_WHAT NEEDS TO BE DONE_: Wherever a line below holds the word "собственность", copy that line.

_TASK INPUTS_:
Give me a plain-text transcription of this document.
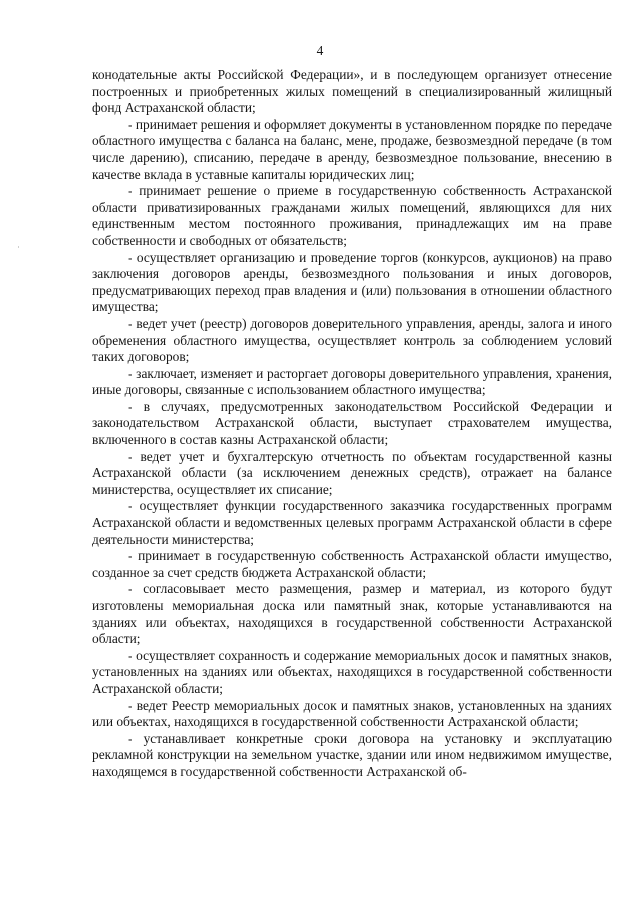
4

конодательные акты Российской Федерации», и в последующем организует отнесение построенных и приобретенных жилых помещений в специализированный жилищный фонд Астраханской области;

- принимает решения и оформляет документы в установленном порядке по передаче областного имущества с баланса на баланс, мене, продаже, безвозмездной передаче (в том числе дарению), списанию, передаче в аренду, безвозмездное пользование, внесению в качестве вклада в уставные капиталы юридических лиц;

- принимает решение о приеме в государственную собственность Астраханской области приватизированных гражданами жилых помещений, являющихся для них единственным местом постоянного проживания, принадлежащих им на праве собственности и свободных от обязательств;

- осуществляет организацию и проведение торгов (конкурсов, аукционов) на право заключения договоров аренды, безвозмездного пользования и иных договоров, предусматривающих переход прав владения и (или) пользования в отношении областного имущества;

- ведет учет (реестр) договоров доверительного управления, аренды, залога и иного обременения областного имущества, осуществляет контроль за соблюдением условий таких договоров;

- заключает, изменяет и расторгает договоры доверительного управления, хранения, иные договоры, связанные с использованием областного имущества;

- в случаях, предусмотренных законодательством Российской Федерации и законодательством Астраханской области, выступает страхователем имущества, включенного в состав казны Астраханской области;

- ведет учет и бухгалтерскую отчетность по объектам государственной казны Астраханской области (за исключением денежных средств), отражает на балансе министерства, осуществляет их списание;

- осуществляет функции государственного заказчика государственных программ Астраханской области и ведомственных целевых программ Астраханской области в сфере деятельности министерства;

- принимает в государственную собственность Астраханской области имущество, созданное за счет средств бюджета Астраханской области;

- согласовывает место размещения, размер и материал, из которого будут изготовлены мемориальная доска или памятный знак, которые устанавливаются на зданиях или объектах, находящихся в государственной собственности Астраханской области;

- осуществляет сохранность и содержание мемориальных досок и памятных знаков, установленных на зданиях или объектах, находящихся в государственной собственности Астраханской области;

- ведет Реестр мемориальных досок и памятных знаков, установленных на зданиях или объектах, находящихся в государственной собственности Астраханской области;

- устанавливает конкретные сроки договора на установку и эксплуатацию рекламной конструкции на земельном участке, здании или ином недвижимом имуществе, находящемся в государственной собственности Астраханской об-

_EXERCISE OUTPUT_:
- принимает решение о приеме в государственную собственность Астраханской области приватизированных гражданами жилых помещений, являющихся для них единственным местом постоянного проживания, принадлежащих им на праве собственности и свободных от обязательств;
- принимает в государственную собственность Астраханской области имущество, созданное за счет средств бюджета Астраханской области;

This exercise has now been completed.